▶ _Your goal_: Reading down the listing below, count the lines where the word "businesses" shows up, then give only that count.

— START Exercise inputs —

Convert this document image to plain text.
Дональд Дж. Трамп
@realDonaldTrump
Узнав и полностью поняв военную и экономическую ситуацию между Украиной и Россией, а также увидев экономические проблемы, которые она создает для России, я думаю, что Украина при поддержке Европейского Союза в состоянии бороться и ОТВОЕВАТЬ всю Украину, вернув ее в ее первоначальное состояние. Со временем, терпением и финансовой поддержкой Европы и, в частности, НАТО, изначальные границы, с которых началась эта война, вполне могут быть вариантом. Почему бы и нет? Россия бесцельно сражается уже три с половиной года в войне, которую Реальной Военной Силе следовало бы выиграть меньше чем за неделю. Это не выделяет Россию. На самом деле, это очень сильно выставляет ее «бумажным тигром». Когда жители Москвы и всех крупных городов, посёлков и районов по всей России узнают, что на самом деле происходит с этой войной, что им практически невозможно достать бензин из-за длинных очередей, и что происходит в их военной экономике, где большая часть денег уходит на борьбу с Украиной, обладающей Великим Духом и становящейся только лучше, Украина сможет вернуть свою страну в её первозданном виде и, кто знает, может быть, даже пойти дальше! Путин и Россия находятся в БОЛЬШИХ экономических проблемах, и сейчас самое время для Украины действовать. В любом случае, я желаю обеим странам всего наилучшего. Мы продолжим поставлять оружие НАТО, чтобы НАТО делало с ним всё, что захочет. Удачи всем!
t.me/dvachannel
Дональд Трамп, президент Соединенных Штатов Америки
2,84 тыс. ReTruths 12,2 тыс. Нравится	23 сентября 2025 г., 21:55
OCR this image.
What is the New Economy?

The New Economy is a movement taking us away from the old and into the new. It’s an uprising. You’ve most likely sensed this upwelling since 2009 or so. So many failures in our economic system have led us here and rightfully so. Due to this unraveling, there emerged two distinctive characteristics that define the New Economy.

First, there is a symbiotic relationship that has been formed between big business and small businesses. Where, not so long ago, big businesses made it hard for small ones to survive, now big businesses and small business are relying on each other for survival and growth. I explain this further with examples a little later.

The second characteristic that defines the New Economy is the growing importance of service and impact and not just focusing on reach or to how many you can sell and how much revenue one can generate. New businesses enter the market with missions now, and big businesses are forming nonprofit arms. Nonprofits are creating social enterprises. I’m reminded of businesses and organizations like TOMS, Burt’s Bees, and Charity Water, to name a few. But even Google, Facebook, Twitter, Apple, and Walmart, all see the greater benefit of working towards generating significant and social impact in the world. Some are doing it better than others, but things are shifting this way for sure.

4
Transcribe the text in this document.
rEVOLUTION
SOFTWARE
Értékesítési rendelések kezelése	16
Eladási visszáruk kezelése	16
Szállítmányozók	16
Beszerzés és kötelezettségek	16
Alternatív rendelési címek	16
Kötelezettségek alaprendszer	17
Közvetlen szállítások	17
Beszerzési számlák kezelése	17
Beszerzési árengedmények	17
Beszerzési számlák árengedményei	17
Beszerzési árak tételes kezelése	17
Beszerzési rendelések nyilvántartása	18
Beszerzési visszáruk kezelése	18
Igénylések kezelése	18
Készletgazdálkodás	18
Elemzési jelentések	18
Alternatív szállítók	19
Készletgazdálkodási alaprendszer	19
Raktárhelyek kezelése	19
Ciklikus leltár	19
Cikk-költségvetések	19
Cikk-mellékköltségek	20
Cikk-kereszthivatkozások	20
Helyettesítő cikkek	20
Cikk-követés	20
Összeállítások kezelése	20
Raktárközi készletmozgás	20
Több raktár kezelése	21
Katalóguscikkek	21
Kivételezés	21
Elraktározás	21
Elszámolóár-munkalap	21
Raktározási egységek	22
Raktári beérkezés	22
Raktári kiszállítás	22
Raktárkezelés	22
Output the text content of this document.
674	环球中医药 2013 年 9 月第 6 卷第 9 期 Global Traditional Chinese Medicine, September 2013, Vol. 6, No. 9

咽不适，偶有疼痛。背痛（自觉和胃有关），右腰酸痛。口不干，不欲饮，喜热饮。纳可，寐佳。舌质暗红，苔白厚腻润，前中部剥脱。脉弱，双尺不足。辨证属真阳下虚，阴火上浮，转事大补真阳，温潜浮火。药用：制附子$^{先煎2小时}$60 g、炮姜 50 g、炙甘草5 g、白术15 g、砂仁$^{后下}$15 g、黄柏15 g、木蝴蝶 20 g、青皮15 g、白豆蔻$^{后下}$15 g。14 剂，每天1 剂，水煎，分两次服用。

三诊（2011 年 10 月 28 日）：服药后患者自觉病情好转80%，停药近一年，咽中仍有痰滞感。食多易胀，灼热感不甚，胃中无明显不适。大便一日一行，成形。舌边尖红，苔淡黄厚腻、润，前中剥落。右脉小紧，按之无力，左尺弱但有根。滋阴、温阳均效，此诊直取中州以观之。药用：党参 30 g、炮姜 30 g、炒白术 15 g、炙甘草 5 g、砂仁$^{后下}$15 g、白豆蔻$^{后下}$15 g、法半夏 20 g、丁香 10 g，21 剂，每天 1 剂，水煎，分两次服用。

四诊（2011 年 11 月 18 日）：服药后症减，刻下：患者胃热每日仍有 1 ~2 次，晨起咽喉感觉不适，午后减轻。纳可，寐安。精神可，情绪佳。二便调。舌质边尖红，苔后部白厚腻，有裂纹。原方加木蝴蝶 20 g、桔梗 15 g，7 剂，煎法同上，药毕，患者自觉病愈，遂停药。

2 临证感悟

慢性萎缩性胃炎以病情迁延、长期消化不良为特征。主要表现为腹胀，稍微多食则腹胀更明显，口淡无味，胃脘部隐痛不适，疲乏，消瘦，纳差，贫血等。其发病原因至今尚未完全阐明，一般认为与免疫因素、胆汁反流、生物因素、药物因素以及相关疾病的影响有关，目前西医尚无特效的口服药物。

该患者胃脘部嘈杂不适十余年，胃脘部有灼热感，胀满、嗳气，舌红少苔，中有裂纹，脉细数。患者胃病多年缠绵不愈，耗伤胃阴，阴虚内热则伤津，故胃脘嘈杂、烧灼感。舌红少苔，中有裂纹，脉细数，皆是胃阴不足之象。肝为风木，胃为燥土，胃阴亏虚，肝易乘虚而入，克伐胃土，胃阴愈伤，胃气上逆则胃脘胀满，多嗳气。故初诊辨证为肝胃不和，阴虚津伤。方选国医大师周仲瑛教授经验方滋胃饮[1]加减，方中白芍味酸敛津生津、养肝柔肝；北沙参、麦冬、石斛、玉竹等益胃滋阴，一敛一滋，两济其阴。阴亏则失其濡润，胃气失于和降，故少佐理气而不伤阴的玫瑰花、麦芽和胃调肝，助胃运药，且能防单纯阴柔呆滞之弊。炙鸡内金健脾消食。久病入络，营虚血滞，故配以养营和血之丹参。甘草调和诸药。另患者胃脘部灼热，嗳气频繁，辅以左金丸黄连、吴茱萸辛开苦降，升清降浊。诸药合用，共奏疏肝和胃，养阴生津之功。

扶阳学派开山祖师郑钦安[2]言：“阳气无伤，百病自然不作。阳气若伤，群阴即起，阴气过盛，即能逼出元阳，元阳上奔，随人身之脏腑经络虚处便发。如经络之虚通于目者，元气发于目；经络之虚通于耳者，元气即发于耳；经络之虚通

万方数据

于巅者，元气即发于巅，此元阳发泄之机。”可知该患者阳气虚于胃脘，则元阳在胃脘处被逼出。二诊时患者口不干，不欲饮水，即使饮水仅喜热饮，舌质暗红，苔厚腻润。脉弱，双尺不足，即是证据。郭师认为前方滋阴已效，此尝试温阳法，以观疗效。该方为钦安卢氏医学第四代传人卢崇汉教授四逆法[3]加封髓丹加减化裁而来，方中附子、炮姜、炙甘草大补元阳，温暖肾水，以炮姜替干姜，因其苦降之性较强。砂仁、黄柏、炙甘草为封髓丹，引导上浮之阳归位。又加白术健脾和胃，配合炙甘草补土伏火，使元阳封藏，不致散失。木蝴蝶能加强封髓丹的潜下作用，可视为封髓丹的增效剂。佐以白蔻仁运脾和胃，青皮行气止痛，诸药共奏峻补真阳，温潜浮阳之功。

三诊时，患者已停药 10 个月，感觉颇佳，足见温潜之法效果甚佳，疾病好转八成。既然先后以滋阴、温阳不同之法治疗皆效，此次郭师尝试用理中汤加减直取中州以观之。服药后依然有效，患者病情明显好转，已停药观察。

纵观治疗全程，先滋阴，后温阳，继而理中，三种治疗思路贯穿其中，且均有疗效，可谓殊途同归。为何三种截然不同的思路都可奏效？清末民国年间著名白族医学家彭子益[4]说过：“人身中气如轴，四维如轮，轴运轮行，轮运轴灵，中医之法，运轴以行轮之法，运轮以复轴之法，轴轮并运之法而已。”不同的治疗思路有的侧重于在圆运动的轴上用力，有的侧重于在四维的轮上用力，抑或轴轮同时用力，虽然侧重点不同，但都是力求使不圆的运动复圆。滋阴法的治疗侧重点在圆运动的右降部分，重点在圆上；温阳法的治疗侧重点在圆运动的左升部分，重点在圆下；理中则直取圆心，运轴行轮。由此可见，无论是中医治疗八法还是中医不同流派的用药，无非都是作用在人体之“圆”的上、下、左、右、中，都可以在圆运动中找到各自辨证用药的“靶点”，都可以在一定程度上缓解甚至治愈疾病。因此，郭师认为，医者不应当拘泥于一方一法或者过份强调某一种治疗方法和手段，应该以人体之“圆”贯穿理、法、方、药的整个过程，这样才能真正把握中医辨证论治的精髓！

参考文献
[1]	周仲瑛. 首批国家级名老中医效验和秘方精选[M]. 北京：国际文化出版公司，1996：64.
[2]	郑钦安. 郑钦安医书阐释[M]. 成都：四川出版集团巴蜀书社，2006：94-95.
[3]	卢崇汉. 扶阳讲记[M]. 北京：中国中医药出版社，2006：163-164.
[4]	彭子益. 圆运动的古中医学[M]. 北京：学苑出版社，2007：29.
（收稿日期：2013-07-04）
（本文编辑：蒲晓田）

— END Exercise inputs —

▶ _Solution to this problem_: 2